[Records taken from a collection]
..........

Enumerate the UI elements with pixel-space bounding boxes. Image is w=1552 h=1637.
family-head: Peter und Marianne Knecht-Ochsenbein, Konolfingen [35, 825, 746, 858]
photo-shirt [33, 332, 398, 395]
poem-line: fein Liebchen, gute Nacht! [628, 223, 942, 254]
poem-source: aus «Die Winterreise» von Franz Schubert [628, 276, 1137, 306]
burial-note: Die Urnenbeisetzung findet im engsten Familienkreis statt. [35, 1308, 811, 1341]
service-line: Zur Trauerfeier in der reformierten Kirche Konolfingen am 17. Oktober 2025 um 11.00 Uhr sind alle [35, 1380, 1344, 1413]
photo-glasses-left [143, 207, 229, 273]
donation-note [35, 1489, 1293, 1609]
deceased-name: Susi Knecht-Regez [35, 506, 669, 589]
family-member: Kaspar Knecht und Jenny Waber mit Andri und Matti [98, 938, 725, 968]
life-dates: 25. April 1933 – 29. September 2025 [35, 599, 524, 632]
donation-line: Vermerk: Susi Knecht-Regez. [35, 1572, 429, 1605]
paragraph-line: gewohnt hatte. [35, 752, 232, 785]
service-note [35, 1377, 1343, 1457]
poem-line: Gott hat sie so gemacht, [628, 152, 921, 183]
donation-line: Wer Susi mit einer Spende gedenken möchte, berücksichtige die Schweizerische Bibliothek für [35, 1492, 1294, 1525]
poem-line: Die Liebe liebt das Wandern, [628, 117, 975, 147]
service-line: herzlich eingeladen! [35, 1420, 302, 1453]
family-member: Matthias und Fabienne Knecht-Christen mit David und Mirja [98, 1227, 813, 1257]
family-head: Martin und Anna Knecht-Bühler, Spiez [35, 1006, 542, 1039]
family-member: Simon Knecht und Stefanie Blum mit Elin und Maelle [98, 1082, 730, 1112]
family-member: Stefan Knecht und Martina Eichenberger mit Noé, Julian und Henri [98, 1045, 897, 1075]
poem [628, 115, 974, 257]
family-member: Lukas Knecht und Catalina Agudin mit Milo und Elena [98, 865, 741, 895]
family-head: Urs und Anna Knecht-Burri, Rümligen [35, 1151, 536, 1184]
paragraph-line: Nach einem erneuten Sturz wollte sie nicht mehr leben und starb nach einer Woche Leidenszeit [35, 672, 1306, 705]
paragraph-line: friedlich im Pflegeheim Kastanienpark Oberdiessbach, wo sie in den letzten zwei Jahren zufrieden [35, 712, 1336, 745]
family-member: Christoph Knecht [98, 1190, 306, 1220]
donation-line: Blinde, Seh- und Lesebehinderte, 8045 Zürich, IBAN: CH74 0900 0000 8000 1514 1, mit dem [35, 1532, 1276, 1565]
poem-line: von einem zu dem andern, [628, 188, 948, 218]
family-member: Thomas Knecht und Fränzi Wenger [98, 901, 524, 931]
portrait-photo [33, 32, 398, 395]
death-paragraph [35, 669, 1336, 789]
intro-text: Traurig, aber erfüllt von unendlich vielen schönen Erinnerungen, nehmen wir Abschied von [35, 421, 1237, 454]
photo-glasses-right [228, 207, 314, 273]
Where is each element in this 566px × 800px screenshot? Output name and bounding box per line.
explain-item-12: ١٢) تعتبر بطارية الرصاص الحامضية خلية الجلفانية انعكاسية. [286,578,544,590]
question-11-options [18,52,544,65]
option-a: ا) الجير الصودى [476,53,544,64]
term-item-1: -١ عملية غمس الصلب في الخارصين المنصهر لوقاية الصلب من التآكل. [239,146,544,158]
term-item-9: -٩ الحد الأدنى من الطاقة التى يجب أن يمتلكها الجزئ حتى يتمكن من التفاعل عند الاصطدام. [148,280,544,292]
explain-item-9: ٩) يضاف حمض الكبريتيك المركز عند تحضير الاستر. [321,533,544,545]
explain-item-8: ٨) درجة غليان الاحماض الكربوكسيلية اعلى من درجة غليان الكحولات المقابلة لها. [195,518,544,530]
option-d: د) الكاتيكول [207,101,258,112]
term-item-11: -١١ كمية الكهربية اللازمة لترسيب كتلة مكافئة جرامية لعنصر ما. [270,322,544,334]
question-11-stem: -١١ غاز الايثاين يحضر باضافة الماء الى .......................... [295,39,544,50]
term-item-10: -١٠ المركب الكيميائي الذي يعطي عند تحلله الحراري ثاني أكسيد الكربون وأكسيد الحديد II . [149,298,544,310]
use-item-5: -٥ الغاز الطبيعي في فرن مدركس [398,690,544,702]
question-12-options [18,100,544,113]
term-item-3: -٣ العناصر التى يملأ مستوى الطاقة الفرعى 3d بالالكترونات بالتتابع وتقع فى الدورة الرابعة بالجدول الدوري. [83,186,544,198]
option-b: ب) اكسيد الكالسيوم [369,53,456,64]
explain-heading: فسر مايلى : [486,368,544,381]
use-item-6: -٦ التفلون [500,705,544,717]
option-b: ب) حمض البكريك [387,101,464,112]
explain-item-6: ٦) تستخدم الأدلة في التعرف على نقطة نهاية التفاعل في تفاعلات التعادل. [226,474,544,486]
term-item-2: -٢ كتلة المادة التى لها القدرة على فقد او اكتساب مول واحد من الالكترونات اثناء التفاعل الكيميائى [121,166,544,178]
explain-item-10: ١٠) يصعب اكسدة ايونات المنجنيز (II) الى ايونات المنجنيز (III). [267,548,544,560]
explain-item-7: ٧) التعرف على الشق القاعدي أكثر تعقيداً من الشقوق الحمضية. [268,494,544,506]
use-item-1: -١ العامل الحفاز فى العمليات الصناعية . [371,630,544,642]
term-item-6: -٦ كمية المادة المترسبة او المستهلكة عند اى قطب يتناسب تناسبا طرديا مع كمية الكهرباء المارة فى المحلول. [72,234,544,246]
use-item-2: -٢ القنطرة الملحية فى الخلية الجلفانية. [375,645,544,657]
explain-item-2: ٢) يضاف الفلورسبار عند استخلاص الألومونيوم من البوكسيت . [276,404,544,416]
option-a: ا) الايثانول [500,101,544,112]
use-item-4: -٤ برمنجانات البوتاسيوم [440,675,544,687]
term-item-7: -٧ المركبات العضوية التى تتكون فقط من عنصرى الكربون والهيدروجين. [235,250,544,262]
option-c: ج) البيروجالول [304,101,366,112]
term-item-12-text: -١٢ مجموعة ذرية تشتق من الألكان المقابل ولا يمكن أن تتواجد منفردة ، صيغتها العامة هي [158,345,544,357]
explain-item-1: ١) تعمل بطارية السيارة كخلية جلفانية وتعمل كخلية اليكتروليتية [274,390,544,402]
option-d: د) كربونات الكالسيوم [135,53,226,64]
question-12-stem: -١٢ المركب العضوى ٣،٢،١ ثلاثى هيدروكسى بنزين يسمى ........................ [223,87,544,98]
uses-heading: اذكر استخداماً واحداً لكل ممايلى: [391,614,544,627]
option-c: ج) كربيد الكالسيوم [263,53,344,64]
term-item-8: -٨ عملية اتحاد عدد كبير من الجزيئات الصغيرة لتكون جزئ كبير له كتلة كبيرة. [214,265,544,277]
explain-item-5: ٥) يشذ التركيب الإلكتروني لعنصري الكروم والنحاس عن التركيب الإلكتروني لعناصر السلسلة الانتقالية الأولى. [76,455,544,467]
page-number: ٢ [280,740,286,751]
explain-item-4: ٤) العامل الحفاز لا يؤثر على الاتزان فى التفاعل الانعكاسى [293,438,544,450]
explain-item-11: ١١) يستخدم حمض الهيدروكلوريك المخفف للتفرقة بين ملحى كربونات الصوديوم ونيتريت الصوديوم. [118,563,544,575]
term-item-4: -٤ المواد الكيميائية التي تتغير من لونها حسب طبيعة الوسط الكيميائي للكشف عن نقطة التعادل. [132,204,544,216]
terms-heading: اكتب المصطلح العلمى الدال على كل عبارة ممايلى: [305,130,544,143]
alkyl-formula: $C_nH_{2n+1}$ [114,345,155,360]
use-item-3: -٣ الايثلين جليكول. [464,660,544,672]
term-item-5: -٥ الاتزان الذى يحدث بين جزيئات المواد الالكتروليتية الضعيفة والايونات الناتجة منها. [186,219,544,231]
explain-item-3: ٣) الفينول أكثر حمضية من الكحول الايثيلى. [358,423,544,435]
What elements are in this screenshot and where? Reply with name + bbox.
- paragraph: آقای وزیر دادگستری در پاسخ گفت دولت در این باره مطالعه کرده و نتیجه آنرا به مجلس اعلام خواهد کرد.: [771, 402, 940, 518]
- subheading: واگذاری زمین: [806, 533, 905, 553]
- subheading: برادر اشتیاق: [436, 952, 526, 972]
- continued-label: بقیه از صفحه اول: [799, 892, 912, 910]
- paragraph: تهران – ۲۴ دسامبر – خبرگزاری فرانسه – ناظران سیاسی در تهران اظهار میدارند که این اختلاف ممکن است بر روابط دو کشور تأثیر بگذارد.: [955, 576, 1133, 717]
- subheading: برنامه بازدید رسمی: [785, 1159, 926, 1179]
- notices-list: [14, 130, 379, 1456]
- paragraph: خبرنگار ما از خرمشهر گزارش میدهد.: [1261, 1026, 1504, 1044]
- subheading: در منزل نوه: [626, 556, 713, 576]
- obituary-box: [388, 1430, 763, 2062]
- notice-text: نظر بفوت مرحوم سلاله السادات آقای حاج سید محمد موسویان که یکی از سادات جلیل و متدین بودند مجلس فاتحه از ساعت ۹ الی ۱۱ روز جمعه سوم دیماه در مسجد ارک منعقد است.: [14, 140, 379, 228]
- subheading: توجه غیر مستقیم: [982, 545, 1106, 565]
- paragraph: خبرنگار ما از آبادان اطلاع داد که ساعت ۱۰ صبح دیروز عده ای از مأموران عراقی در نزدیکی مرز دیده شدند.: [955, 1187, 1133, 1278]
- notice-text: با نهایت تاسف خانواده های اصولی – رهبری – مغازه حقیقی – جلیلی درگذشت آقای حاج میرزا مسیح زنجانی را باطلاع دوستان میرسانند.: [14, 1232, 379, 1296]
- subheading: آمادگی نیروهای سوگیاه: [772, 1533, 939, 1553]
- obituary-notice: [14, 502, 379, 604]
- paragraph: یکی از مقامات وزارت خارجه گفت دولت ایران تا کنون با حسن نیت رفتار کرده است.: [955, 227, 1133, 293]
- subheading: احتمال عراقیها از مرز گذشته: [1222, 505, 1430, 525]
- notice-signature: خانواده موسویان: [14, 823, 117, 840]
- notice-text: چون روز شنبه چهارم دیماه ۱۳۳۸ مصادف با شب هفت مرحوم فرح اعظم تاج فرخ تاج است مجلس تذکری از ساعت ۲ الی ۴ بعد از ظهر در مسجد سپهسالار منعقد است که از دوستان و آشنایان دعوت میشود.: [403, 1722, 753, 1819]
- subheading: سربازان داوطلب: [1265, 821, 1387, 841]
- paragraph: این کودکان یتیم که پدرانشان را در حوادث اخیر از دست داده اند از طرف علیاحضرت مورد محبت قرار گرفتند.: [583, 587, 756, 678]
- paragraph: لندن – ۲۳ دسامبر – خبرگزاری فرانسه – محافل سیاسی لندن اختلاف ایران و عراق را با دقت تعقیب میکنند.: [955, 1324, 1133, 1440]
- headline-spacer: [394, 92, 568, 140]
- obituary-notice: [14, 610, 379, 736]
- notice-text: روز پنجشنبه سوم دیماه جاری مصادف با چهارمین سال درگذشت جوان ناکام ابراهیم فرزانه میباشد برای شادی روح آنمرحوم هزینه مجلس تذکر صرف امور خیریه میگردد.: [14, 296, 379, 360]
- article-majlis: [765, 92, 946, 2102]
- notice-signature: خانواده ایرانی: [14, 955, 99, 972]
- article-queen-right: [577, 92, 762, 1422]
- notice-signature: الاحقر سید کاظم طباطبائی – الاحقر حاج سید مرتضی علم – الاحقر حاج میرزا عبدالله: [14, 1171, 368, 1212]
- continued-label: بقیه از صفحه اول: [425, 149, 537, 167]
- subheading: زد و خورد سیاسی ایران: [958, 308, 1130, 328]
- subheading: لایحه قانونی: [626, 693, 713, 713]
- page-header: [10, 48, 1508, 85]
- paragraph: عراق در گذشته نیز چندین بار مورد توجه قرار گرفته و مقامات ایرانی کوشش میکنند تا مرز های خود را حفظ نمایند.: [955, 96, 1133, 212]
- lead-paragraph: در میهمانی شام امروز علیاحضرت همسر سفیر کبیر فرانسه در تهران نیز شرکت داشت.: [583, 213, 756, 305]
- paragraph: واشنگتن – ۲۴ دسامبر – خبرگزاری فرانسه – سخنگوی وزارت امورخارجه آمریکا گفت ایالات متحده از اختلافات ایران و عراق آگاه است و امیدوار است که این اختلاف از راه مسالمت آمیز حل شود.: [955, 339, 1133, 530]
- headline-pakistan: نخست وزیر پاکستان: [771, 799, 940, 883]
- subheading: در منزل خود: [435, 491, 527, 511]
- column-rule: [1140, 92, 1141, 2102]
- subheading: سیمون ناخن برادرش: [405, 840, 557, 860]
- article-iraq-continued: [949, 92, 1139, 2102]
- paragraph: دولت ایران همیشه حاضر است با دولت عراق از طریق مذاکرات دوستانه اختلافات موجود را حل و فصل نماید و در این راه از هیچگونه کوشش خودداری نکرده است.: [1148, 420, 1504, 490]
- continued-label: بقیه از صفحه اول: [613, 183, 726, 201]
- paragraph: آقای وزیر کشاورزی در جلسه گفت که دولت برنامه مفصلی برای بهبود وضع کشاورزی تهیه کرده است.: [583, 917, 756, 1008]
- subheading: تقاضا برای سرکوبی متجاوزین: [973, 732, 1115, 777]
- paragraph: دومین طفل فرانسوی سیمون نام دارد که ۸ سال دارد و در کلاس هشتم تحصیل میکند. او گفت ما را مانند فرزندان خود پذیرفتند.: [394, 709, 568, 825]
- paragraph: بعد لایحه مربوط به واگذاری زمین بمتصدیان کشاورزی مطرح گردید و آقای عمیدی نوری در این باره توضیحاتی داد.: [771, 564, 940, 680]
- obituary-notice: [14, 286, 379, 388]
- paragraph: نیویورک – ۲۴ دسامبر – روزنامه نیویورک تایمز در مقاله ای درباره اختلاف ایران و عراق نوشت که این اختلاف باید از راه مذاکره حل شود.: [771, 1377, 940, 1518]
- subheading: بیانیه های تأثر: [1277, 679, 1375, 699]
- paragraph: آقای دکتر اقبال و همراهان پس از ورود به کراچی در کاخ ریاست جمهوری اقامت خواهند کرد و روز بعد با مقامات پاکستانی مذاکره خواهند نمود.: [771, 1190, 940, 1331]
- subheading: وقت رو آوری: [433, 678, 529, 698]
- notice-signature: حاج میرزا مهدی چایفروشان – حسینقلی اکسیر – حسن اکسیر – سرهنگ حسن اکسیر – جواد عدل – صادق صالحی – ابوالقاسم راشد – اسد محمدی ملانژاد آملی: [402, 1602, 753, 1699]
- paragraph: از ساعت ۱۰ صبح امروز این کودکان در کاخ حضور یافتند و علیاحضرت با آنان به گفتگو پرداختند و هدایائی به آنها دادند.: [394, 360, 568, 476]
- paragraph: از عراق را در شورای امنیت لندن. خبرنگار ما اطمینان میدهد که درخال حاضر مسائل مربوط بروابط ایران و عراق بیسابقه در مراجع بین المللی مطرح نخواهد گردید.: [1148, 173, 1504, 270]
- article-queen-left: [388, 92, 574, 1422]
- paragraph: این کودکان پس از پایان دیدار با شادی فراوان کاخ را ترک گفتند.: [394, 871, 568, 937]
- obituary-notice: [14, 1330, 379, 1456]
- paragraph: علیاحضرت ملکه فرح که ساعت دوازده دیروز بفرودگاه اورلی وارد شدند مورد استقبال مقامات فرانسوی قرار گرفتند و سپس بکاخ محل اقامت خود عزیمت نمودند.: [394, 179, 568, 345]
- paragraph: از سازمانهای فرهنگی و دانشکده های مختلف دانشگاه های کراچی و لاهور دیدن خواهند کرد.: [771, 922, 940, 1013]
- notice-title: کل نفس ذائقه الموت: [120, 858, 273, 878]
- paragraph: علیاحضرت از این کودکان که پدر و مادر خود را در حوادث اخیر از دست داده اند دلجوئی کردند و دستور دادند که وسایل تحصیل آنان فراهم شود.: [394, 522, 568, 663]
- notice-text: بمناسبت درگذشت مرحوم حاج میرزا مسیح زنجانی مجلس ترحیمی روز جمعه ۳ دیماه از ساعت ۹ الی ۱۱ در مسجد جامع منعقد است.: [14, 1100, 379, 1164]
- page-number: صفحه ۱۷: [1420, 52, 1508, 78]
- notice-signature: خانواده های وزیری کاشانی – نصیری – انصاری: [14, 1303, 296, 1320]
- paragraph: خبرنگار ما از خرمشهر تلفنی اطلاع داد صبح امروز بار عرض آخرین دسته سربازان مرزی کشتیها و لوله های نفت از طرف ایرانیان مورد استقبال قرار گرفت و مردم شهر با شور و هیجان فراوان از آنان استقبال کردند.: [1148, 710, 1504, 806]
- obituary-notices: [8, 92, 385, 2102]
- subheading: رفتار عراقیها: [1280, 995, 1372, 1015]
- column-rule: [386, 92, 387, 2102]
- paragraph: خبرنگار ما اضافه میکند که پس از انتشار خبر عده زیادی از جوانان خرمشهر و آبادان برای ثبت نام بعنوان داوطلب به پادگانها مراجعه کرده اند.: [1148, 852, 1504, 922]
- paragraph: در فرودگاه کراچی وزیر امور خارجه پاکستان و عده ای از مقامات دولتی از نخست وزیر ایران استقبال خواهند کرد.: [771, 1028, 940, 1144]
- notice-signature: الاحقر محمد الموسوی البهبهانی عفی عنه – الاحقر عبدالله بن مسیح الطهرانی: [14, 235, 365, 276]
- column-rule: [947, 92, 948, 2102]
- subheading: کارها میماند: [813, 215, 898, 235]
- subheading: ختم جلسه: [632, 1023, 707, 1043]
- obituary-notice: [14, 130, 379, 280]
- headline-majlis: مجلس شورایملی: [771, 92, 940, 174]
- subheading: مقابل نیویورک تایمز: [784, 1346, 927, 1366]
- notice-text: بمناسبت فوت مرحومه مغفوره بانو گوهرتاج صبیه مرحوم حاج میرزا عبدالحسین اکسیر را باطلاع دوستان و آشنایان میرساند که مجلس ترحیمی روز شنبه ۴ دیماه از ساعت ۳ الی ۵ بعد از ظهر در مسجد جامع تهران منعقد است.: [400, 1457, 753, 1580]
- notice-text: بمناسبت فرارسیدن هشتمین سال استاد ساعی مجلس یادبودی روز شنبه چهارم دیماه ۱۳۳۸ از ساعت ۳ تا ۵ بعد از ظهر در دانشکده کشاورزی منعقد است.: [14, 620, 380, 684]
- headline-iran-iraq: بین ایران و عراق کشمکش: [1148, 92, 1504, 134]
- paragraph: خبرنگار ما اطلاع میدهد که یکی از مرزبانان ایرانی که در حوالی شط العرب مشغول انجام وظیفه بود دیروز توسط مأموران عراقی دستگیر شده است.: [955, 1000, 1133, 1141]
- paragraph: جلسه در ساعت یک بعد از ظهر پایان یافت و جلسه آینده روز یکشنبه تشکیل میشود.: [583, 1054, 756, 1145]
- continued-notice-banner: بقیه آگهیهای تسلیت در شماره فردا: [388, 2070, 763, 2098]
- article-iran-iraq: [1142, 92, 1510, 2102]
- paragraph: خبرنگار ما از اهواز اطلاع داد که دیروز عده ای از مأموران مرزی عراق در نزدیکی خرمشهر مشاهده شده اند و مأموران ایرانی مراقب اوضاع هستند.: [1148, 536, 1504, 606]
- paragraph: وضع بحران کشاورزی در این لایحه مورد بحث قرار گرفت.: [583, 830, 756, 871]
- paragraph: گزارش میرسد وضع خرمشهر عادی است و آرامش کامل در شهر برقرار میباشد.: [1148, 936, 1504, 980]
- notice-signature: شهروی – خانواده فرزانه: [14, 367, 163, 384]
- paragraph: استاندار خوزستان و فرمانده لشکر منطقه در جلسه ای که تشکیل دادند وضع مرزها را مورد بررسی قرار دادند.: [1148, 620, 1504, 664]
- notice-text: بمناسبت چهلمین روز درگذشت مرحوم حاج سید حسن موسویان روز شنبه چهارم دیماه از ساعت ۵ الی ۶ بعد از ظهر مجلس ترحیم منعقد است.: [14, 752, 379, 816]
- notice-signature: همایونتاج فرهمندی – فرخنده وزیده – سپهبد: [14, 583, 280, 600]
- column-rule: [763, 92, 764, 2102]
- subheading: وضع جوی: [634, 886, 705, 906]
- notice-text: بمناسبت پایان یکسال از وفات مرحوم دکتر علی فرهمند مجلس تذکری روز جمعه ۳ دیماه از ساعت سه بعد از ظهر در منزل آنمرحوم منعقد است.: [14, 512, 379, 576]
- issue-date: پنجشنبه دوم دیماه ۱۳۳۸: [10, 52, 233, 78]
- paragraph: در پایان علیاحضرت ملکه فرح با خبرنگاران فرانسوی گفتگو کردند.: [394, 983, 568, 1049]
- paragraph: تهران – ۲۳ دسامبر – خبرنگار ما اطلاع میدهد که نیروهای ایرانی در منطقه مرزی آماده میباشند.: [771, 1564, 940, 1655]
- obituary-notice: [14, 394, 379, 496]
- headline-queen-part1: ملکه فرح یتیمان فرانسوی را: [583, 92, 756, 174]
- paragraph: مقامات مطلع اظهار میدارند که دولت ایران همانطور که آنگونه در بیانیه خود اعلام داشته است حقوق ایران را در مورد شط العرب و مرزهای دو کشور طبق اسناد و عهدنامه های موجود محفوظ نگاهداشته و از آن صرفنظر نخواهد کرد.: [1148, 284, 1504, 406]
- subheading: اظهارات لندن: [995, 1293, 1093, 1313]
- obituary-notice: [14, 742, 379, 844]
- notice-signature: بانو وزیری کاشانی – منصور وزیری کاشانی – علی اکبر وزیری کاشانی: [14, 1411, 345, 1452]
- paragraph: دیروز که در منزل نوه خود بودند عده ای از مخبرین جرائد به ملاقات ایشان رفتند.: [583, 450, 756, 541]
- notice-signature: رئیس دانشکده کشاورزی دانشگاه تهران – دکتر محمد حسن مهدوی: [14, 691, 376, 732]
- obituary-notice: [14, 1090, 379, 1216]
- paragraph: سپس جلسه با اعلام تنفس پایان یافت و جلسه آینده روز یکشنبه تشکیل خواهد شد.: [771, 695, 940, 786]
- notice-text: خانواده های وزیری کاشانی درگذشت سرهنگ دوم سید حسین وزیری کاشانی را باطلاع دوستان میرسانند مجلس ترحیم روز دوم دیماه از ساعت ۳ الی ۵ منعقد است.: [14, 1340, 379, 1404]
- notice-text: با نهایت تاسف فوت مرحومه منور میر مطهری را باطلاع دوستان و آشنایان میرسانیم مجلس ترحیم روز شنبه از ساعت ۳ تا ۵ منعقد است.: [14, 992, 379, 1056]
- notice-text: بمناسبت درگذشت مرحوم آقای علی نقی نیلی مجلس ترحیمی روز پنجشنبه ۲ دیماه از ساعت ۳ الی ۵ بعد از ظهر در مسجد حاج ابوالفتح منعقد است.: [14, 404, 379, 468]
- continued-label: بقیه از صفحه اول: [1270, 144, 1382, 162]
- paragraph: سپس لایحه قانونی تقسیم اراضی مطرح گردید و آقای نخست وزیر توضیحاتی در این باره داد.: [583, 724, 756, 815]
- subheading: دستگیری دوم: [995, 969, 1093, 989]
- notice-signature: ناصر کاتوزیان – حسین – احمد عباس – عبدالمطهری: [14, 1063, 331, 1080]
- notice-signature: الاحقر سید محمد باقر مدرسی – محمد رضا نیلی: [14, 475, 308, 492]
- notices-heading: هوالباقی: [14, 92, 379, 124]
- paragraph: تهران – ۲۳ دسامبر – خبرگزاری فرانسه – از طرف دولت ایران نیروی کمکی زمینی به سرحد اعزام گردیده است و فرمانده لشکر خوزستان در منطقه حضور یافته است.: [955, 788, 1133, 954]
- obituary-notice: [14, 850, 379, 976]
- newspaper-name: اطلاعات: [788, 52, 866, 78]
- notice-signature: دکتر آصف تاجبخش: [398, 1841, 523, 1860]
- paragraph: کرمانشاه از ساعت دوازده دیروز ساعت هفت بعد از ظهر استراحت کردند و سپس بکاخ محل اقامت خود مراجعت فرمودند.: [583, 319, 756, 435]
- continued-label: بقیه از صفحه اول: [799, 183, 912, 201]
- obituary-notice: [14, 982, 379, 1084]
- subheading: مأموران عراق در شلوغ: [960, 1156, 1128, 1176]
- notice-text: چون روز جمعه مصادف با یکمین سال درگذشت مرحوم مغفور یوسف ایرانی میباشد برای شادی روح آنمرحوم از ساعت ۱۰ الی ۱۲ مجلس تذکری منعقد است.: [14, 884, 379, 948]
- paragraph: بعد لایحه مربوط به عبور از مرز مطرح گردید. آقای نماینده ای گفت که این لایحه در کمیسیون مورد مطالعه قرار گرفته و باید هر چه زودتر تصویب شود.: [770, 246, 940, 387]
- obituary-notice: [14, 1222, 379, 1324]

..........

WORK TO DO
Swap "Liebchen" for "Schätzchen" in the material from its first line through the line containing "burial-note: Die Urnenbeisetzung", both included. Return only those lines, with nothing else changed.

FINISHED EXERCISE
Enumerate the UI elements with pixel-space bounding boxes. Image is w=1552 h=1637.
family-head: Peter und Marianne Knecht-Ochsenbein, Konolfingen [35, 825, 746, 858]
photo-shirt [33, 332, 398, 395]
poem-line: fein Schätzchen, gute Nacht! [628, 223, 942, 254]
poem-source: aus «Die Winterreise» von Franz Schubert [628, 276, 1137, 306]
burial-note: Die Urnenbeisetzung findet im engsten Familienkreis statt. [35, 1308, 811, 1341]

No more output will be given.